=== GIVEN INSTRUCTION ===
In the data below, find every line with the string "JSON" and pull it out.

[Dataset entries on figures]
□ □ □

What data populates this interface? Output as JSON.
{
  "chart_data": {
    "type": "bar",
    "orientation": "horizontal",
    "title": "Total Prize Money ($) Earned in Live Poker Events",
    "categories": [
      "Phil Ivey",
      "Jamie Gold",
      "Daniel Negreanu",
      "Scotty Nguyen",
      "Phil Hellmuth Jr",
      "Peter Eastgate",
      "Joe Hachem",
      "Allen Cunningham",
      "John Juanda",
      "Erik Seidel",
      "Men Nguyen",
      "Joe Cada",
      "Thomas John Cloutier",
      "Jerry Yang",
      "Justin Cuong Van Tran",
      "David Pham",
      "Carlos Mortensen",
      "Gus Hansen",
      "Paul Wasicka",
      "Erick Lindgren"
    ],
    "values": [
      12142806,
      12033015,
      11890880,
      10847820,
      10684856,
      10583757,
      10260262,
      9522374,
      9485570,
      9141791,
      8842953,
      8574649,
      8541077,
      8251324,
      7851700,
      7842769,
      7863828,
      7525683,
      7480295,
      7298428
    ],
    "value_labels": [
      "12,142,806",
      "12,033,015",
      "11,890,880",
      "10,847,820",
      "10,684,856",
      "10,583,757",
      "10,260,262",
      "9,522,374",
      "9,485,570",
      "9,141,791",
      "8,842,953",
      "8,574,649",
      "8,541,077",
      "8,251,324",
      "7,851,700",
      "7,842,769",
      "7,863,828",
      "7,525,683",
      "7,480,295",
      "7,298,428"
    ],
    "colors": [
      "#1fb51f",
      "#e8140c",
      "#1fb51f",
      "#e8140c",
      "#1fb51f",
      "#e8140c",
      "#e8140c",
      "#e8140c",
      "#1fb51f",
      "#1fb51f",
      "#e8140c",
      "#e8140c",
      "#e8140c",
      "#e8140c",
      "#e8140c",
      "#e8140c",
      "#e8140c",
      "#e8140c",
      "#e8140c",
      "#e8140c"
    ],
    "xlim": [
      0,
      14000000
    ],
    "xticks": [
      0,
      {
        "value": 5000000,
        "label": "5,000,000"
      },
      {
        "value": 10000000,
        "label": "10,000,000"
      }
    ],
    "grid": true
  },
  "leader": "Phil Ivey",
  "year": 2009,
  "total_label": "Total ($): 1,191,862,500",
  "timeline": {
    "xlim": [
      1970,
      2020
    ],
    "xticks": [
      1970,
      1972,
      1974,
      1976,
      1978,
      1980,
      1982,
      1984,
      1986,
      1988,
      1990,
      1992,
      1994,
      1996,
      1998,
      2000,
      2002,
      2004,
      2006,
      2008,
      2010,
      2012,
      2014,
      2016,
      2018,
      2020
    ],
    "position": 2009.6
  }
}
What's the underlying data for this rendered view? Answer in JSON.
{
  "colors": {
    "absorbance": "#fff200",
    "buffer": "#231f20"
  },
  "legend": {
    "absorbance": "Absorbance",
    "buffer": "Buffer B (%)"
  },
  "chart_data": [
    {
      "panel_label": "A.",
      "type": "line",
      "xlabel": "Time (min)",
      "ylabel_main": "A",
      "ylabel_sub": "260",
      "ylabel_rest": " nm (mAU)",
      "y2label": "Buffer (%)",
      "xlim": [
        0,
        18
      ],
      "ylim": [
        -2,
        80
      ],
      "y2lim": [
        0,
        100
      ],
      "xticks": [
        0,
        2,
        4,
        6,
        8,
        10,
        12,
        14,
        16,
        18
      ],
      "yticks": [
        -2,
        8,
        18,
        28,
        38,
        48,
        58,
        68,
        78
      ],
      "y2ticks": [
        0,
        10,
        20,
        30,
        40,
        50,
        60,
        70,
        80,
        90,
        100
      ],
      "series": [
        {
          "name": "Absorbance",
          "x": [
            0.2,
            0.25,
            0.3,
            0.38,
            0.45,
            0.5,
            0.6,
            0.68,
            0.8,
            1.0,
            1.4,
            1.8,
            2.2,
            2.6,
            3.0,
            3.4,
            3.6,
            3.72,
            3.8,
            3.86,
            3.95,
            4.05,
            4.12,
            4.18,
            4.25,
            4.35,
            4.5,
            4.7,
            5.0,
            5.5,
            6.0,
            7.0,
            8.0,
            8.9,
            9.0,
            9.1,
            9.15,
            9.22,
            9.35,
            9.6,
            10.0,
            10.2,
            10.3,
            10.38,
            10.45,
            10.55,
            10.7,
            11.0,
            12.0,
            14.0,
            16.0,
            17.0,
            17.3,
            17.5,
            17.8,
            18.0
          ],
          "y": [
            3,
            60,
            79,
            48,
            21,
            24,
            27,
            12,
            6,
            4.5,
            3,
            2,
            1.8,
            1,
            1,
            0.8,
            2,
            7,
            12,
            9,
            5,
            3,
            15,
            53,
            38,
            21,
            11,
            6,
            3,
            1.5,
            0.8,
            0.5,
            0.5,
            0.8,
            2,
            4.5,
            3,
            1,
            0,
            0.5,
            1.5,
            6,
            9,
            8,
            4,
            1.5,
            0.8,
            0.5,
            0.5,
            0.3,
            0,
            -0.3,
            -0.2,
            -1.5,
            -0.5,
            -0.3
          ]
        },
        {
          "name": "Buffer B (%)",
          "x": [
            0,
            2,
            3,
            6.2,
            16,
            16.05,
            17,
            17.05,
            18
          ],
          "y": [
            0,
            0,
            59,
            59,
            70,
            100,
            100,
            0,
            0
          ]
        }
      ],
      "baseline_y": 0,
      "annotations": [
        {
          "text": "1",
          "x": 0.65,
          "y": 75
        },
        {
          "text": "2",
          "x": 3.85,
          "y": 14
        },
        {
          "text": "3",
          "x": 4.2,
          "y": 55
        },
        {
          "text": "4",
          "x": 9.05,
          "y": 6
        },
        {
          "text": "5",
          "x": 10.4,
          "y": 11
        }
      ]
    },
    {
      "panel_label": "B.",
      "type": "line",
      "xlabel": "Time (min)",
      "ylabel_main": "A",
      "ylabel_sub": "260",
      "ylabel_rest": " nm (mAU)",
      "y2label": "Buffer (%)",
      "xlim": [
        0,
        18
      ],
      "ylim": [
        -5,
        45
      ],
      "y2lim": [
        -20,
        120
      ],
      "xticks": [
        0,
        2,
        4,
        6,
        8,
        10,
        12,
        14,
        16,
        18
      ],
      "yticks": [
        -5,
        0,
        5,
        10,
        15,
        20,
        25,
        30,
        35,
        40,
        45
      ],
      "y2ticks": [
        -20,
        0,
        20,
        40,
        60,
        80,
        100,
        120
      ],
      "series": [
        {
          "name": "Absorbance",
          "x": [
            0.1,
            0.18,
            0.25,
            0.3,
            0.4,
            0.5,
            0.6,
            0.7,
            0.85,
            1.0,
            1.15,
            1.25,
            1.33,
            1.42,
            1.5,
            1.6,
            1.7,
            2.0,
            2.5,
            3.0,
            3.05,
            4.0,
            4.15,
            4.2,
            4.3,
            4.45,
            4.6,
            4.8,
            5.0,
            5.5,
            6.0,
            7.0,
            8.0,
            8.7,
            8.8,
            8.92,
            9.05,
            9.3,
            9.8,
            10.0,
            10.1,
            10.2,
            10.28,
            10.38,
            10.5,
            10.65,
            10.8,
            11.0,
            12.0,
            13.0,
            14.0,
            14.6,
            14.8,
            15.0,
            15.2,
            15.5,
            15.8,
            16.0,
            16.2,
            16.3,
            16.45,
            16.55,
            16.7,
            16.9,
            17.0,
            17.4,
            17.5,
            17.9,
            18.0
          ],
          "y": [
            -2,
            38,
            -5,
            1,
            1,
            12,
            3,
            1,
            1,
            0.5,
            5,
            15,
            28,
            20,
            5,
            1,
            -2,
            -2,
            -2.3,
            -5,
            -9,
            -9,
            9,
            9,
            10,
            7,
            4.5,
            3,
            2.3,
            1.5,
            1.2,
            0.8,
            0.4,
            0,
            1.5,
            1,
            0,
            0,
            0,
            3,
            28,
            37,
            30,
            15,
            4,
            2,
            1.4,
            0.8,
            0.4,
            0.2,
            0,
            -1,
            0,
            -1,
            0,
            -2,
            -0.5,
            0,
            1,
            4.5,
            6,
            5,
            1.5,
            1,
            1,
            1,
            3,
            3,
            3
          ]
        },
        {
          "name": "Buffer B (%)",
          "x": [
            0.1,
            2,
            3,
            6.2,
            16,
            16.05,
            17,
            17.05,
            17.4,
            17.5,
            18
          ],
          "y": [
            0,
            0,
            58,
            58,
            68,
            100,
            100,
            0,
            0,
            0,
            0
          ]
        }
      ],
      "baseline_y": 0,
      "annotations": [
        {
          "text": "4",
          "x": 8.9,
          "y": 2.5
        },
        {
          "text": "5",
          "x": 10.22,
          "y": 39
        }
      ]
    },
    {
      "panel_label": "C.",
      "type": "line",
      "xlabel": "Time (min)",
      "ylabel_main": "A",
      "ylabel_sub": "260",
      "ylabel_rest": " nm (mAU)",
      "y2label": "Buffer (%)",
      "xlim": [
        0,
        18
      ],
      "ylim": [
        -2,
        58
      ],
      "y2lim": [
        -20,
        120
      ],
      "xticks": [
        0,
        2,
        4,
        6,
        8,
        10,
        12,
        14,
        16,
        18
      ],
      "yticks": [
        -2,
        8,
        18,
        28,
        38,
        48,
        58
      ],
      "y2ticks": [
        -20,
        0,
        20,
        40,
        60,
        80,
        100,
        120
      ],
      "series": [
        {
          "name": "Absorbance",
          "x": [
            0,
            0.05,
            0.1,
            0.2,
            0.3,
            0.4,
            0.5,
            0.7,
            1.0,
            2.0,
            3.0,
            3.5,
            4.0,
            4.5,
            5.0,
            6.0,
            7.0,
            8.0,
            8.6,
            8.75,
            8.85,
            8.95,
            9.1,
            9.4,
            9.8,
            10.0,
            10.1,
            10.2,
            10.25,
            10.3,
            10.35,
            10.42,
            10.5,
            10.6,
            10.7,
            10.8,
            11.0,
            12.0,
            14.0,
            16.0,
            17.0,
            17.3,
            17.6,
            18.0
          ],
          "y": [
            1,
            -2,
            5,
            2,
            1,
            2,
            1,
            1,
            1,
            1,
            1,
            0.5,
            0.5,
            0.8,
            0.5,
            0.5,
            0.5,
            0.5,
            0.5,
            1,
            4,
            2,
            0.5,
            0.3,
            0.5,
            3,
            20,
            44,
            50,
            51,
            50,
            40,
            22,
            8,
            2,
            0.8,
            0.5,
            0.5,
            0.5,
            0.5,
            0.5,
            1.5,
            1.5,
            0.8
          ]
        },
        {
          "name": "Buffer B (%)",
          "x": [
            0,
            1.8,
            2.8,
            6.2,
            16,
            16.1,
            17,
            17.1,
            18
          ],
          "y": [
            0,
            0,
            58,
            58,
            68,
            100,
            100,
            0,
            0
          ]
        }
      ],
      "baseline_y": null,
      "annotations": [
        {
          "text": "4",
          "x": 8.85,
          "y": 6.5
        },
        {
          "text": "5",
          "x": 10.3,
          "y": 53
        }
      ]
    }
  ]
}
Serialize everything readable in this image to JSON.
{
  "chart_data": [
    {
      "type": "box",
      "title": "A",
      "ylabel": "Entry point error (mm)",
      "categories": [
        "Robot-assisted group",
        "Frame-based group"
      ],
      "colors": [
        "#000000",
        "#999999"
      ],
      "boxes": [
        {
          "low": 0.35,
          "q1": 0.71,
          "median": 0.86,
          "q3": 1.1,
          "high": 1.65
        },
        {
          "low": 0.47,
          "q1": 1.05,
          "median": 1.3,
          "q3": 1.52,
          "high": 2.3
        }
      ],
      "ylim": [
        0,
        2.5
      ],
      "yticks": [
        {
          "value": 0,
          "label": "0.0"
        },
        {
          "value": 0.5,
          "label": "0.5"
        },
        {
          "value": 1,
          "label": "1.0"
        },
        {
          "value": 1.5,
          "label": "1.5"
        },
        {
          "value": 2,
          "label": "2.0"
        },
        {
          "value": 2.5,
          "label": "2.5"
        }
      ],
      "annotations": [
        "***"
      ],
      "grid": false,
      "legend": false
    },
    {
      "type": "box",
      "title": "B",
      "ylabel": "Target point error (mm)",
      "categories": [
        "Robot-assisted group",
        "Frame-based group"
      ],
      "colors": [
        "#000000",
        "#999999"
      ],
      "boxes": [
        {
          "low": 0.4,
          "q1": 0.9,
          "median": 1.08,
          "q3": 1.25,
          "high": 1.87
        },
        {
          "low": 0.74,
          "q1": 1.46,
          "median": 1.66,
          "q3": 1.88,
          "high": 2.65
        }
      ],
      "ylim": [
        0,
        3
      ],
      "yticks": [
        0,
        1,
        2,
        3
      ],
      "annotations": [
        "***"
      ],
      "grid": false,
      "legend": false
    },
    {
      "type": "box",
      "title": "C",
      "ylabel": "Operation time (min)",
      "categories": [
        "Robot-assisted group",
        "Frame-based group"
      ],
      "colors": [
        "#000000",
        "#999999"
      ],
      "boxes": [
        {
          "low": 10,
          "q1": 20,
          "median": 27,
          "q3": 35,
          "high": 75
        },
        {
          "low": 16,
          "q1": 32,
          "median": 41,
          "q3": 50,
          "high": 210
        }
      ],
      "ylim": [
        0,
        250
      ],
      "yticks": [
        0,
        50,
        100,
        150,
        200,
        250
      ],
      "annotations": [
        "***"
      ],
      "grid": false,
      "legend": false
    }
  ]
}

□ □ □

=== RESPONSE ===
What data populates this interface? Output as JSON.
What's the underlying data for this rendered view? Answer in JSON.
Serialize everything readable in this image to JSON.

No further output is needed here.